Written task A: In the blog post below about what makes a place feel like home, how many years did the writer live in Portland?
Written task B: Carry the blog post below about what makes a place feel like home further, beginning after its final sentence.

Page:
....

What makes a place feel like home?

I’ve been watching Tiny House on HGTV and reading blogs about living in your bus, or a van and I often ponder this question.  These folks that travel so much and wander for a living… What does “home” mean anyways?
I just returned to Portland, OR for my fourth Wild Canyon Games (which was awesome by the way…) and part of me felt a little homesick.   Brian finds this entertaining, because he loves to point out that Portland isn’t home.  I only lived in Portland for nine years.  I’ve lived on both the East and West Coasts… now I’m smack in the middle of the US.  Why does Portland feel like home to me? I certainly don’t miss the weather… So I think it’s community.  Having a group of people and feeling like I belong. We have so many wonderful friends in Portland and so many like-minded folks who just “get” us.  For example, my running buddies and I share a love of delicious breakfast (OK, bacon) after a long run at one of the many outrageously delicious restaurants in the Pearl District.  We shared fun trivia nights with friends, trips to Mt Hood to go night skiing at Skibowl and hiking in the Columbia River Gorge.  Then, there’s the shared viewpoints.. Everyone thinks it’s important to recycle, for example.  In the Colorado high country, it’s downright challenging to find a place to recycle sometimes (in 2016!! Terrible, right?).  Having something in common with your neighbors and friends, or a sense of community, is so important.

....

Supplied information:
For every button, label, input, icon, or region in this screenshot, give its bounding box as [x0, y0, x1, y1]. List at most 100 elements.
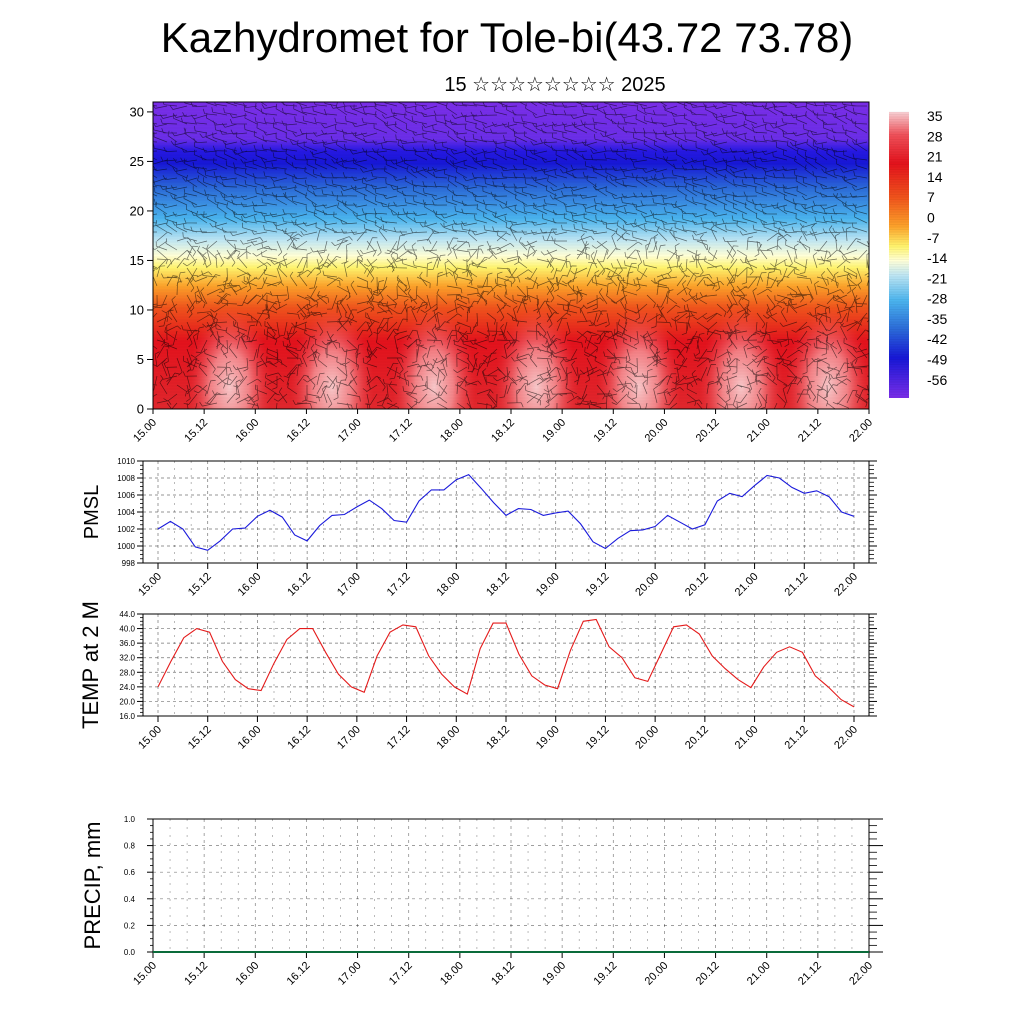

....

Response A: Nine years.

Response B:
Home in Washington at Mt Adams

Home in Washington at Mt Adams

Home is also made up from a sense of place.  Colorado feels like home, partly because everyone in Colorado is super into COLORADO.  The flag is on everything.  Seriously… Everything. Sometimes, it’s an attitude that creates a sense of place.  In the Northwest, everyone really prides themselves on the ability to tolerate rain and crap weather all the time.  Everyone grows Rhodedendrons, which is the state flower.  We all love and admire Mt Hood and Mt Rainier, when they pop out of the clouds.  Portland loves their food cart pods. All these things lend a state of familiarity and a sense of belonging.

Home at Big Prairie

Home at Big Prairie

Then there’s a more visceral sense of home.  Sometimes, standing out in my yard in Colorado, I suddenly feel as if I’m standing in front of the ranger station at Big Prairie in Montana.  We’ve spent so much time there and it’s a place that is full of wonderful memories for both Brian and I.  It’s little things, like the smell of pine trees and lupine on the wind, the big open sky and the distant murmuring of the creek takes me right back to the front porch of Big Prairie.  I know the smell of Washington, DC when the cherry blossoms are out and the feel of the sticky southern heat.  I remember the feeling of rowing on the river in Tennessee with the smell of bread baking across the river at 7am.  I think of the smell of earth and flowers in Portland after a good rain.  All these little things make me feel more at home than anything else.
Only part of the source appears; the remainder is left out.